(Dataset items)
-----

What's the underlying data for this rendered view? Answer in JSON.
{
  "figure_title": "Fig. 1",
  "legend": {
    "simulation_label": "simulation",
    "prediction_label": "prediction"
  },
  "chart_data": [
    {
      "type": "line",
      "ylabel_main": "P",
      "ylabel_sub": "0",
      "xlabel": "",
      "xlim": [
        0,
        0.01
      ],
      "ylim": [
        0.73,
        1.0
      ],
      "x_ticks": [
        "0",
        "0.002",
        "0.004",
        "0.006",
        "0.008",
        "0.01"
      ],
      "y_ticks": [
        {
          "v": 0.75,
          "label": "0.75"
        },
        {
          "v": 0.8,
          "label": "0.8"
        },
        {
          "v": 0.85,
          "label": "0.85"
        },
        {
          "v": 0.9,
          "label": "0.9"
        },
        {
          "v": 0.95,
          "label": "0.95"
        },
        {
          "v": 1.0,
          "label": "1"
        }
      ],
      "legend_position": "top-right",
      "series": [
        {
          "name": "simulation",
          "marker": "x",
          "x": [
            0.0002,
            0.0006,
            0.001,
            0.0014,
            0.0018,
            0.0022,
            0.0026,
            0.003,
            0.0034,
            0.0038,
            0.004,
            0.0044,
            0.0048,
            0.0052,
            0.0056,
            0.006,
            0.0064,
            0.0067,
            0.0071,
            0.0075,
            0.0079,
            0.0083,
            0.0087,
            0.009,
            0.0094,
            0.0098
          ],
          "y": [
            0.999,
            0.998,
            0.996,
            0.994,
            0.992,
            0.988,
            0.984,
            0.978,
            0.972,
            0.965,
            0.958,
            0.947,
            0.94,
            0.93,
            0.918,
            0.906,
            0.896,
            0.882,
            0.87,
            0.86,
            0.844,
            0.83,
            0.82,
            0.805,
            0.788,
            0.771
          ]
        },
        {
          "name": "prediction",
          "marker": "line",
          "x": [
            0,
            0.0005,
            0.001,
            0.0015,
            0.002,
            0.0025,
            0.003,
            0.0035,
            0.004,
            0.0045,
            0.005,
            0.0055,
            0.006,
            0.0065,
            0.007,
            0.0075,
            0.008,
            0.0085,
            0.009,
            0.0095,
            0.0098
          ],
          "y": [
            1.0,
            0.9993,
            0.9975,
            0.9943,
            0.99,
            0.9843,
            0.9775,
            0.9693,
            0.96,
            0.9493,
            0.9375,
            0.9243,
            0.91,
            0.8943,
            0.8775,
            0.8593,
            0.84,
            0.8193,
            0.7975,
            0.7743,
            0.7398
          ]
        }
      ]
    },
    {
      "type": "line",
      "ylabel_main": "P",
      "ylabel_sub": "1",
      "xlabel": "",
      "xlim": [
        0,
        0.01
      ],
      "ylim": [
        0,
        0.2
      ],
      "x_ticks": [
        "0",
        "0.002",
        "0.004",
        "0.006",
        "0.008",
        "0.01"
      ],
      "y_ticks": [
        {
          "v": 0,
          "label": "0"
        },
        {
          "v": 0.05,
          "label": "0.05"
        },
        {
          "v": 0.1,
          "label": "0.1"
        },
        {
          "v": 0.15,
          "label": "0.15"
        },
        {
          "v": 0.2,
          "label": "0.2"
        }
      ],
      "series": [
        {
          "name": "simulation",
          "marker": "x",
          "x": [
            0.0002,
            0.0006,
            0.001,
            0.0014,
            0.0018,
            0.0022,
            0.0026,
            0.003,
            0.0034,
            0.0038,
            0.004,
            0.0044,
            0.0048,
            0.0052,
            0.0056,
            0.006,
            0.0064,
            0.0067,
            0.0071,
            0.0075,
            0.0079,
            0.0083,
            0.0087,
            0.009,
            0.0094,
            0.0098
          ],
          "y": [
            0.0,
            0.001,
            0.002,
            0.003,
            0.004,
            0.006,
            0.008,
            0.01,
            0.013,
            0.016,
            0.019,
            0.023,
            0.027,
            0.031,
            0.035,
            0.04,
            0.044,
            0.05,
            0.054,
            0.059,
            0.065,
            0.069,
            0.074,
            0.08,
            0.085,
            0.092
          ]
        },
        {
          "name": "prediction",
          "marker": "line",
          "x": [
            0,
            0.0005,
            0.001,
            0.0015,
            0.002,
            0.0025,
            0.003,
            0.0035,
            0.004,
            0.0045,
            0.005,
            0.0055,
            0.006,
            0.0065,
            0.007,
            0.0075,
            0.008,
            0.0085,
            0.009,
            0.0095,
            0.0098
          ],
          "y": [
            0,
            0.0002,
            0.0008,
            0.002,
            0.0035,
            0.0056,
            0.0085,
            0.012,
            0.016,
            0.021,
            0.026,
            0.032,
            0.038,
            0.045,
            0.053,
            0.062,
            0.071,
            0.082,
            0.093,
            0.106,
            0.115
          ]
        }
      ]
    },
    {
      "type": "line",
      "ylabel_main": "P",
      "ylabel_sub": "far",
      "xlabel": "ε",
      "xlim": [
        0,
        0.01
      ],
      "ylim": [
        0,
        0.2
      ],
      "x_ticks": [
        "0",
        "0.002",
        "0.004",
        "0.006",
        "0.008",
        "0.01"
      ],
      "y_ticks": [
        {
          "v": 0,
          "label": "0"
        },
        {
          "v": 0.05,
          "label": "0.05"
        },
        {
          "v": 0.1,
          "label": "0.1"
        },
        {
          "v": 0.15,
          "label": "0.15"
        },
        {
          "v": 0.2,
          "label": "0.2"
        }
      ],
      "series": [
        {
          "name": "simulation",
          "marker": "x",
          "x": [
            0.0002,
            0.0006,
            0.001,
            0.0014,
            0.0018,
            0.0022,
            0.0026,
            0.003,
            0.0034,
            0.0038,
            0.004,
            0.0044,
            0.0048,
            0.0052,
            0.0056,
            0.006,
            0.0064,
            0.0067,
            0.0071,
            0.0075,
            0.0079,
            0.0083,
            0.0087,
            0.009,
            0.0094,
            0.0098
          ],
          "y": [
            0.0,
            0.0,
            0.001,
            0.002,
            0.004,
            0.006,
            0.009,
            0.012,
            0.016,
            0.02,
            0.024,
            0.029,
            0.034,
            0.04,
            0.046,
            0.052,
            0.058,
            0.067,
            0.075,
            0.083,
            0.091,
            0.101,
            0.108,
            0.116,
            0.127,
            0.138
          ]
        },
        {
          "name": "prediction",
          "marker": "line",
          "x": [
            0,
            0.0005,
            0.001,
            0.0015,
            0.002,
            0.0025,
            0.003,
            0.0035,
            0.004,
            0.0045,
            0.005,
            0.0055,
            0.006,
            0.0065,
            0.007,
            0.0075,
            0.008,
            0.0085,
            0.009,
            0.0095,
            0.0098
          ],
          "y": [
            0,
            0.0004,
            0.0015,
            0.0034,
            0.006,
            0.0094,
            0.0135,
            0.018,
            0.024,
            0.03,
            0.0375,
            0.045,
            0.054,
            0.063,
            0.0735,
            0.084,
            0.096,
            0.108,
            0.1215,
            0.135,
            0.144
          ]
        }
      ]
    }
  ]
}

-----

Direction: Transcribe the material above word for word.

Exercise answer:
What's the underlying data for this rendered view? Answer in JSON.
{
  "figure_title": "Fig. 1",
  "legend": {
    "simulation_label": "simulation",
    "prediction_label": "prediction"
  },
  "chart_data": [
    {
      "type": "line",
      "ylabel_main": "P",
      "ylabel_sub": "0",
      "xlabel": "",
      "xlim": [
        0,
        0.01
      ],
      "ylim": [
        0.73,
        1.0
      ],
      "x_ticks": [
        "0",
        "0.002",
        "0.004",
        "0.006",
        "0.008",
        "0.01"
      ],
      "y_ticks": [
        {
          "v": 0.75,
          "label": "0.75"
        },
        {
          "v": 0.8,
          "label": "0.8"
        },
        {
          "v": 0.85,
          "label": "0.85"
        },
        {
          "v": 0.9,
          "label": "0.9"
        },
        {
          "v": 0.95,
          "label": "0.95"
        },
        {
          "v": 1.0,
          "label": "1"
        }
      ],
      "legend_position": "top-right",
      "series": [
        {
          "name": "simulation",
          "marker": "x",
          "x": [
            0.0002,
            0.0006,
            0.001,
            0.0014,
            0.0018,
            0.0022,
            0.0026,
            0.003,
            0.0034,
            0.0038,
            0.004,
            0.0044,
            0.0048,
            0.0052,
            0.0056,
            0.006,
            0.0064,
            0.0067,
            0.0071,
            0.0075,
            0.0079,
            0.0083,
            0.0087,
            0.009,
            0.0094,
            0.0098
          ],
          "y": [
            0.999,
            0.998,
            0.996,
            0.994,
            0.992,
            0.988,
            0.984,
            0.978,
            0.972,
            0.965,
            0.958,
            0.947,
            0.94,
            0.93,
            0.918,
            0.906,
            0.896,
            0.882,
            0.87,
            0.86,
            0.844,
            0.83,
            0.82,
            0.805,
            0.788,
            0.771
          ]
        },
        {
          "name": "prediction",
          "marker": "line",
          "x": [
            0,
            0.0005,
            0.001,
            0.0015,
            0.002,
            0.0025,
            0.003,
            0.0035,
            0.004,
            0.0045,
            0.005,
            0.0055,
            0.006,
            0.0065,
            0.007,
            0.0075,
            0.008,
            0.0085,
            0.009,
            0.0095,
            0.0098
          ],
          "y": [
            1.0,
            0.9993,
            0.9975,
            0.9943,
            0.99,
            0.9843,
            0.9775,
            0.9693,
            0.96,
            0.9493,
            0.9375,
            0.9243,
            0.91,
            0.8943,
            0.8775,
            0.8593,
            0.84,
            0.8193,
            0.7975,
            0.7743,
            0.7398
          ]
        }
      ]
    },
    {
      "type": "line",
      "ylabel_main": "P",
      "ylabel_sub": "1",
      "xlabel": "",
      "xlim": [
        0,
        0.01
      ],
      "ylim": [
        0,
        0.2
      ],
      "x_ticks": [
        "0",
        "0.002",
        "0.004",
        "0.006",
        "0.008",
        "0.01"
      ],
      "y_ticks": [
        {
          "v": 0,
          "label": "0"
        },
        {
          "v": 0.05,
          "label": "0.05"
        },
        {
          "v": 0.1,
          "label": "0.1"
        },
        {
          "v": 0.15,
          "label": "0.15"
        },
        {
          "v": 0.2,
          "label": "0.2"
        }
      ],
      "series": [
        {
          "name": "simulation",
          "marker": "x",
          "x": [
            0.0002,
            0.0006,
            0.001,
            0.0014,
            0.0018,
            0.0022,
            0.0026,
            0.003,
            0.0034,
            0.0038,
            0.004,
            0.0044,
            0.0048,
            0.0052,
            0.0056,
            0.006,
            0.0064,
            0.0067,
            0.0071,
            0.0075,
            0.0079,
            0.0083,
            0.0087,
            0.009,
            0.0094,
            0.0098
          ],
          "y": [
            0.0,
            0.001,
            0.002,
            0.003,
            0.004,
            0.006,
            0.008,
            0.01,
            0.013,
            0.016,
            0.019,
            0.023,
            0.027,
            0.031,
            0.035,
            0.04,
            0.044,
            0.05,
            0.054,
            0.059,
            0.065,
            0.069,
            0.074,
            0.08,
            0.085,
            0.092
          ]
        },
        {
          "name": "prediction",
          "marker": "line",
          "x": [
            0,
            0.0005,
            0.001,
            0.0015,
            0.002,
            0.0025,
            0.003,
            0.0035,
            0.004,
            0.0045,
            0.005,
            0.0055,
            0.006,
            0.0065,
            0.007,
            0.0075,
            0.008,
            0.0085,
            0.009,
            0.0095,
            0.0098
          ],
          "y": [
            0,
            0.0002,
            0.0008,
            0.002,
            0.0035,
            0.0056,
            0.0085,
            0.012,
            0.016,
            0.021,
            0.026,
            0.032,
            0.038,
            0.045,
            0.053,
            0.062,
            0.071,
            0.082,
            0.093,
            0.106,
            0.115
          ]
        }
      ]
    },
    {
      "type": "line",
      "ylabel_main": "P",
      "ylabel_sub": "far",
      "xlabel": "ε",
      "xlim": [
        0,
        0.01
      ],
      "ylim": [
        0,
        0.2
      ],
      "x_ticks": [
        "0",
        "0.002",
        "0.004",
        "0.006",
        "0.008",
        "0.01"
      ],
      "y_ticks": [
        {
          "v": 0,
          "label": "0"
        },
        {
          "v": 0.05,
          "label": "0.05"
        },
        {
          "v": 0.1,
          "label": "0.1"
        },
        {
          "v": 0.15,
          "label": "0.15"
        },
        {
          "v": 0.2,
          "label": "0.2"
        }
      ],
      "series": [
        {
          "name": "simulation",
          "marker": "x",
          "x": [
            0.0002,
            0.0006,
            0.001,
            0.0014,
            0.0018,
            0.0022,
            0.0026,
            0.003,
            0.0034,
            0.0038,
            0.004,
            0.0044,
            0.0048,
            0.0052,
            0.0056,
            0.006,
            0.0064,
            0.0067,
            0.0071,
            0.0075,
            0.0079,
            0.0083,
            0.0087,
            0.009,
            0.0094,
            0.0098
          ],
          "y": [
            0.0,
            0.0,
            0.001,
            0.002,
            0.004,
            0.006,
            0.009,
            0.012,
            0.016,
            0.02,
            0.024,
            0.029,
            0.034,
            0.04,
            0.046,
            0.052,
            0.058,
            0.067,
            0.075,
            0.083,
            0.091,
            0.101,
            0.108,
            0.116,
            0.127,
            0.138
          ]
        },
        {
          "name": "prediction",
          "marker": "line",
          "x": [
            0,
            0.0005,
            0.001,
            0.0015,
            0.002,
            0.0025,
            0.003,
            0.0035,
            0.004,
            0.0045,
            0.005,
            0.0055,
            0.006,
            0.0065,
            0.007,
            0.0075,
            0.008,
            0.0085,
            0.009,
            0.0095,
            0.0098
          ],
          "y": [
            0,
            0.0004,
            0.0015,
            0.0034,
            0.006,
            0.0094,
            0.0135,
            0.018,
            0.024,
            0.03,
            0.0375,
            0.045,
            0.054,
            0.063,
            0.0735,
            0.084,
            0.096,
            0.108,
            0.1215,
            0.135,
            0.144
          ]
        }
      ]
    }
  ]
}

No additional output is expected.